## Exercises to complete
**a)** In the Hypertext 2010 blog post, condense the paragraph beginning "Mary (my wife) and I got to Toronto" while keeping its main facts.
**b)** Carry on the Hypertext 2010 blog post, picking up after its final sentence.

## Selected extract

Monday, June 21, 2010

2010-06-23: Hypertext 2010; We laughed, we cried, we danced on air.

Hypertext 2010 13 - 16 June 2010 has come and gone, but the memories linger.

Martin Klein and I presented our respective papers. He will be detailing his experience and his paper Is This a Good Title? at Hypertext 2010 when he returns from JCDL 2010. My paper Analysis of Graphs for Digital Preservation Suitability and it's associated PowerPoint presentation are available. The paper and the presentation was given at the Hypertext 2010 in Toronto, Ontario, Canada. A complete Hypertext program is available here.
Day zero, 12 June

Mary (my wife) and I got to Toronto late Saturday. We were four and a half hours late out of Norfolk because of weather problems in Chicago. Fortunately Mary made alternative reservations out of Dulles to Toronto as soon as we thought we were going to miss our connection. Pays to pay attention and to have alternative plans.

Martin (the sly dog) chose to travel 13 June on a direct flight from Richmond, VA to Toronto.

Day one, 13 June

I attended the Modelling Social Media workshop hosted by Alvin Chin (Nokia Research Center, Beijing). The ways that social networks can be modelled and then networked together engendered all sorts of "Big Brother" feelings.

Day two, 14 June

Andrew Dillion gave an interesting talk as the opening keynote speaker stressing how difficult it is for those professionals whose interests are not confined to a single, well defined discipline can find a venue to promote their ideas. He promoted things (institutions) like iUniversities that fostered ideas that crossed boundaries. Andy challenged the Hypertext organizing committee to find a way to encourage "cross cultural ideas." He also said that if you had a passion about a topic or idea; regardless of how it was characterized to follow that passion and somehow things would work out. All in all, interesting ideas, but I'm not sure how it could be implemented. His presentation was the topic of lots of conversations.

## Given information
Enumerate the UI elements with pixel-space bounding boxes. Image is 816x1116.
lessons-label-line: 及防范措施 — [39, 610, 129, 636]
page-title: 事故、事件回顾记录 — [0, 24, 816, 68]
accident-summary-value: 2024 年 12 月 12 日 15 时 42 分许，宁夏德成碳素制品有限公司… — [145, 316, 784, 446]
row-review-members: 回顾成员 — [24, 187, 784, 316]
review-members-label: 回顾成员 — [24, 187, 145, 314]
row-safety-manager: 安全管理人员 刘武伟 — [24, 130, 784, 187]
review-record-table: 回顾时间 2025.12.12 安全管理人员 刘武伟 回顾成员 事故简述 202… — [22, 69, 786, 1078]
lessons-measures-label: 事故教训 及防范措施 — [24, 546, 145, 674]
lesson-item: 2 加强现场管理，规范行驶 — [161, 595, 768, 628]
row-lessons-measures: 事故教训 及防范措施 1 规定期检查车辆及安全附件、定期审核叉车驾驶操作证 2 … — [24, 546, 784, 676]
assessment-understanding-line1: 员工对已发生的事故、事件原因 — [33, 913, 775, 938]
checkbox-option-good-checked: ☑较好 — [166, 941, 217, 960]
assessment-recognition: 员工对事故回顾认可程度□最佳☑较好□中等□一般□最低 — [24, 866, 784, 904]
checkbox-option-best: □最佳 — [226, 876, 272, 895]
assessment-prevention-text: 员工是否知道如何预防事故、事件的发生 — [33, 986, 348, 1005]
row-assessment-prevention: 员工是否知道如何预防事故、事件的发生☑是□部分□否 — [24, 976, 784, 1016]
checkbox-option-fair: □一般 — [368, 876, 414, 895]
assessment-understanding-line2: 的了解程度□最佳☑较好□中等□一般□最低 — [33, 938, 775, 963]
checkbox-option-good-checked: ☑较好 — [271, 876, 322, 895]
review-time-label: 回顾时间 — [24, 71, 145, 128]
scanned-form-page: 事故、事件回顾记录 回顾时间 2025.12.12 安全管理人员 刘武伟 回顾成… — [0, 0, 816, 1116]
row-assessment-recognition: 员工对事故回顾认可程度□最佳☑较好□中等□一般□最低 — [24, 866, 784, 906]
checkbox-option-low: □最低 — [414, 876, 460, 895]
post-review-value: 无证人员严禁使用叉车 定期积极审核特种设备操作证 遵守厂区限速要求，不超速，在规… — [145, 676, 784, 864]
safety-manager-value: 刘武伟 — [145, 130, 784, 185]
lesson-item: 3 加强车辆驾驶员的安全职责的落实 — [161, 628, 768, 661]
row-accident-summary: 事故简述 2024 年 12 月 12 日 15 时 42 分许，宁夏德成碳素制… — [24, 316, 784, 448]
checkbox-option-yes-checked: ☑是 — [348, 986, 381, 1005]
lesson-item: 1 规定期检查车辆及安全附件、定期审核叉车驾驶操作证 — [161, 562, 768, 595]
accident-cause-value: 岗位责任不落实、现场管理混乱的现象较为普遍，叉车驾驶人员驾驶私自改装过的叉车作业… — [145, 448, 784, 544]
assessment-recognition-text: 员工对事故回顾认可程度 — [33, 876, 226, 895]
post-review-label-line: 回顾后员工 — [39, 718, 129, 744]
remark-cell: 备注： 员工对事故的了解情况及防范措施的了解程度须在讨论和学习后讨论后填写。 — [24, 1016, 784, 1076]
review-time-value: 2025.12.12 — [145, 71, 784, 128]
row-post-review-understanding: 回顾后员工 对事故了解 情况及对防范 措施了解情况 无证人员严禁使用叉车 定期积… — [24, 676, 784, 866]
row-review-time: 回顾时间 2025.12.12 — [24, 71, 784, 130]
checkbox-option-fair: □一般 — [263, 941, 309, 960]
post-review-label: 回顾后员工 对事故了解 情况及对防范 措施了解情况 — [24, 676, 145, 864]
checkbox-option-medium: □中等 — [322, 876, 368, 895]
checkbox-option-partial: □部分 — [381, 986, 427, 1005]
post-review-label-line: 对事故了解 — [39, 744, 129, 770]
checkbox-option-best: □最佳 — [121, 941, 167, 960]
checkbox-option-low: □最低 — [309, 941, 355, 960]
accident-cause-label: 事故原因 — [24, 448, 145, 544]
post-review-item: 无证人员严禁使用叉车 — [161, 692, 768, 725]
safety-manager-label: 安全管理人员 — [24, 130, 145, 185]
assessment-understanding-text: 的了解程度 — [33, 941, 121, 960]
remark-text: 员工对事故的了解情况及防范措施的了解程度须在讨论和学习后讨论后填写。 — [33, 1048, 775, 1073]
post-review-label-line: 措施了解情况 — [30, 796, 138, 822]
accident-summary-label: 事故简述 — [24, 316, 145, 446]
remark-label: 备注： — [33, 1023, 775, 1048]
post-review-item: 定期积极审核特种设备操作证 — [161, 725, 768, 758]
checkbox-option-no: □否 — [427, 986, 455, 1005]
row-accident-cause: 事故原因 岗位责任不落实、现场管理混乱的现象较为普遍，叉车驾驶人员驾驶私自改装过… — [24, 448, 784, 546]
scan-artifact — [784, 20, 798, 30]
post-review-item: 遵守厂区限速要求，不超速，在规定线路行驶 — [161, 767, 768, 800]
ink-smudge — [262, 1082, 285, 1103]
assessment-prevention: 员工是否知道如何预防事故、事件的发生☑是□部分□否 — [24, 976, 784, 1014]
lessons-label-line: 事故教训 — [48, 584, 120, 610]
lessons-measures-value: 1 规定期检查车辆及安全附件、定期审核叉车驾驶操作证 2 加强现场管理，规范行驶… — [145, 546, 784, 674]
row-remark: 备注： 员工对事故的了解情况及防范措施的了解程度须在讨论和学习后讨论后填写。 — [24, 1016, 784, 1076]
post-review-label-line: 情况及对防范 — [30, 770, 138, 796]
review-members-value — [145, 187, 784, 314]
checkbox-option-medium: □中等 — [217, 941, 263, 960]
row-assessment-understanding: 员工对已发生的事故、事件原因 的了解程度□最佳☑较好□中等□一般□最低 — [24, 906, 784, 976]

## Responses in order
**a)** Mary (my wife) and I reached Toronto late Saturday after leaving Norfolk four and a half hours behind schedule because of weather problems in Chicago. Mary had booked alternative reservations from Dulles to Toronto as soon as a missed connection seemed likely, which shows the value of paying attention and having backup plans.

**b)**
Martin (the lucky dog that he is) was the first presenter after Andy. I never asked, but I bet he was glad to get his presentation out of the way so that he could sit back and enjoy the show. Martin is off to JCDL right now and I'm sure will have lots to "talk" about when he gets finished down under.

Ryen White's talk about how people use parallel browsing (having multiple tabs open simultaneously) was interesting to me mostly because of the way that data was collected. When a user upgrades their browser, they often permit their browsing activities to be sent back to the "mother ship" so that the developer can improve their product. If you think about it, do you want them to know where and how you browse?? Kind of an interesting question. Not sure that I do.

The presentation about using tags as a source for thematic data to create a narrative resulted in an interesting collection of photographs that at first glance may not have seemed related. I think that the Shakespearian quote used in the paper ("Freeze, freeze thou bitter sky" from As You Like It) and the imagery resulting from the tags were a little bit of a mismatch (to me the quote speaks to being forgotten vice the weather) points out how relying on just the tags can lead you astray.

Ricardo Kawase's "The Impact of Bookmarks and Annotations on Refinding Information" looks to the question of how to refind information that you once found. It is an interesting questions because not only does each of the techniques presented (tagging and spreadcrumbs) require that you "know" what you are looking for, but that the user is not the same person (in the sense that time has passed, new experiences acquired, contexts have changed, etc.) that annotated the data in the first place. Interesting question, how do you refind something when you aren't the person that found it in the first place??

Sihem Amer-Yahia and her "Automatic Construction of Travel Itineraries using Social Breadcrumbs" looked at constructing a travel itinerary based on tags that others had put on pictures in a particular area. That way a travel itinerary could be constructed that took you to the same places that most other people had been when they were there before you. In a sense you could repeat what they had done and therefore you must have been there because you saw the same things as everyone else. Interesting concept, in many ways there are a certain number of "must see" things you have to see or otherwise you haven't really been there. It seems that the hand editing of some of the data would make the technique hard to scale.

Kaipeng Liu's "Speak the Same Language with Your Friends: Augmenting Tag Recommenders with Social Relations" presentation showed that combining the tag sets from various socially related taggers can help to "normalize" the tag set across the users. This normalized tag set can then recommend additional tags based on the tags that the tagger has recently used. These ideas could also be used to help a someone trying to search for additional, or related works. Kind'a neat.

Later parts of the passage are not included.